Collection entries:
━━━━━━━━━━

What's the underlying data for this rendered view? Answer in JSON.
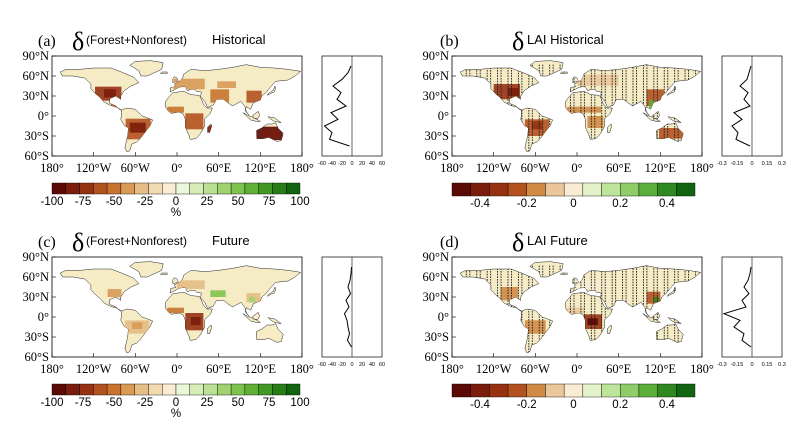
{
  "panels": [
    {
      "letter": "(a)",
      "delta": "δ",
      "title_small": "(Forest+Nonforest)",
      "title_large": "Historical",
      "lat_ticks": [
        "90°N",
        "60°N",
        "30°N",
        "0°",
        "30°S",
        "60°S"
      ],
      "lon_ticks": [
        "180°",
        "120°W",
        "60°W",
        "0°",
        "60°E",
        "120°E",
        "180°"
      ],
      "profile_ticks": [
        "-60",
        "-40",
        "-20",
        "0",
        "20",
        "40",
        "60"
      ],
      "colorbar": {
        "labels": [
          "-100",
          "-75",
          "-50",
          "-25",
          "0",
          "25",
          "50",
          "75",
          "100"
        ],
        "unit": "%",
        "colors": [
          "#5b0a05",
          "#7a1d0c",
          "#963212",
          "#b2521f",
          "#c8742f",
          "#d89a55",
          "#e6bd84",
          "#f1d9b0",
          "#f8ecd2",
          "#ecf6d8",
          "#d6edb8",
          "#bbe093",
          "#9ed36f",
          "#7fc34f",
          "#60af37",
          "#429825",
          "#287d17",
          "#136410"
        ]
      }
    },
    {
      "letter": "(b)",
      "delta": "δ",
      "title_small": "",
      "title_large": "LAI  Historical",
      "lat_ticks": [
        "90°N",
        "60°N",
        "30°N",
        "0°",
        "30°S",
        "60°S"
      ],
      "lon_ticks": [
        "180°",
        "120°W",
        "60°W",
        "0°",
        "60°E",
        "120°E",
        "180°"
      ],
      "profile_ticks": [
        "-0.3",
        "-0.15",
        "0",
        "0.15",
        "0.3"
      ],
      "colorbar": {
        "labels": [
          "-0.4",
          "-0.2",
          "0",
          "0.2",
          "0.4"
        ],
        "unit": "",
        "colors": [
          "#5b0a05",
          "#7a1d0c",
          "#963212",
          "#b2521f",
          "#d08a45",
          "#eac79a",
          "#f8ecd2",
          "#e3f2c8",
          "#bde49b",
          "#8fcd68",
          "#5cae3a",
          "#2e8a20",
          "#136410"
        ]
      }
    },
    {
      "letter": "(c)",
      "delta": "δ",
      "title_small": "(Forest+Nonforest)",
      "title_large": "Future",
      "lat_ticks": [
        "90°N",
        "60°N",
        "30°N",
        "0°",
        "30°S",
        "60°S"
      ],
      "lon_ticks": [
        "180°",
        "120°W",
        "60°W",
        "0°",
        "60°E",
        "120°E",
        "180°"
      ],
      "profile_ticks": [
        "-60",
        "-40",
        "-20",
        "0",
        "20",
        "40",
        "60"
      ],
      "colorbar": {
        "labels": [
          "-100",
          "-75",
          "-50",
          "-25",
          "0",
          "25",
          "50",
          "75",
          "100"
        ],
        "unit": "%",
        "colors": [
          "#5b0a05",
          "#7a1d0c",
          "#963212",
          "#b2521f",
          "#c8742f",
          "#d89a55",
          "#e6bd84",
          "#f1d9b0",
          "#f8ecd2",
          "#ecf6d8",
          "#d6edb8",
          "#bbe093",
          "#9ed36f",
          "#7fc34f",
          "#60af37",
          "#429825",
          "#287d17",
          "#136410"
        ]
      }
    },
    {
      "letter": "(d)",
      "delta": "δ",
      "title_small": "",
      "title_large": "LAI  Future",
      "lat_ticks": [
        "90°N",
        "60°N",
        "30°N",
        "0°",
        "30°S",
        "60°S"
      ],
      "lon_ticks": [
        "180°",
        "120°W",
        "60°W",
        "0°",
        "60°E",
        "120°E",
        "180°"
      ],
      "profile_ticks": [
        "-0.3",
        "-0.15",
        "0",
        "0.15",
        "0.3"
      ],
      "colorbar": {
        "labels": [
          "-0.4",
          "-0.2",
          "0",
          "0.2",
          "0.4"
        ],
        "unit": "",
        "colors": [
          "#5b0a05",
          "#7a1d0c",
          "#963212",
          "#b2521f",
          "#d08a45",
          "#eac79a",
          "#f8ecd2",
          "#e3f2c8",
          "#bde49b",
          "#8fcd68",
          "#5cae3a",
          "#2e8a20",
          "#136410"
        ]
      }
    }
  ],
  "chart_data": [
    {
      "type": "heatmap",
      "panel": "(a)",
      "title": "δ(Forest+Nonforest) Historical",
      "unit": "%",
      "xlim": [
        -180,
        180
      ],
      "ylim": [
        -60,
        90
      ],
      "colorbar_range": [
        -100,
        100
      ],
      "zonal_profile": {
        "lat": [
          75,
          65,
          55,
          45,
          35,
          25,
          15,
          5,
          -5,
          -15,
          -25,
          -35,
          -45
        ],
        "value": [
          -2,
          -8,
          -20,
          -38,
          -22,
          -30,
          -12,
          -42,
          -28,
          -55,
          -40,
          -45,
          -5
        ]
      }
    },
    {
      "type": "heatmap",
      "panel": "(b)",
      "title": "δLAI Historical",
      "unit": "",
      "xlim": [
        -180,
        180
      ],
      "ylim": [
        -60,
        90
      ],
      "colorbar_range": [
        -0.5,
        0.5
      ],
      "zonal_profile": {
        "lat": [
          75,
          65,
          55,
          45,
          35,
          25,
          15,
          5,
          -5,
          -15,
          -25,
          -35,
          -45
        ],
        "value": [
          -0.01,
          -0.03,
          -0.05,
          -0.12,
          -0.04,
          -0.08,
          -0.02,
          -0.18,
          -0.1,
          -0.2,
          -0.14,
          -0.16,
          -0.02
        ]
      }
    },
    {
      "type": "heatmap",
      "panel": "(c)",
      "title": "δ(Forest+Nonforest) Future",
      "unit": "%",
      "xlim": [
        -180,
        180
      ],
      "ylim": [
        -60,
        90
      ],
      "colorbar_range": [
        -100,
        100
      ],
      "zonal_profile": {
        "lat": [
          75,
          65,
          55,
          45,
          35,
          25,
          15,
          5,
          -5,
          -15,
          -25,
          -35,
          -45
        ],
        "value": [
          -1,
          -2,
          -4,
          -8,
          -3,
          -12,
          -6,
          -15,
          -10,
          -8,
          -5,
          -9,
          -1
        ]
      }
    },
    {
      "type": "heatmap",
      "panel": "(d)",
      "title": "δLAI Future",
      "unit": "",
      "xlim": [
        -180,
        180
      ],
      "ylim": [
        -60,
        90
      ],
      "colorbar_range": [
        -0.5,
        0.5
      ],
      "zonal_profile": {
        "lat": [
          75,
          65,
          55,
          45,
          35,
          25,
          15,
          5,
          -5,
          -15,
          -25,
          -35,
          -45
        ],
        "value": [
          -0.01,
          -0.02,
          -0.04,
          -0.08,
          -0.03,
          -0.1,
          -0.06,
          -0.28,
          -0.12,
          -0.18,
          -0.08,
          -0.1,
          -0.01
        ]
      }
    }
  ]
}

━━━━━━━━━━

# [WORK TO DO]
Find the word "δLAI" in the records and pull out each line that has it.

# [ANSWER FOR THE TASK]
      "title": "δLAI Historical",
      "title": "δLAI Future",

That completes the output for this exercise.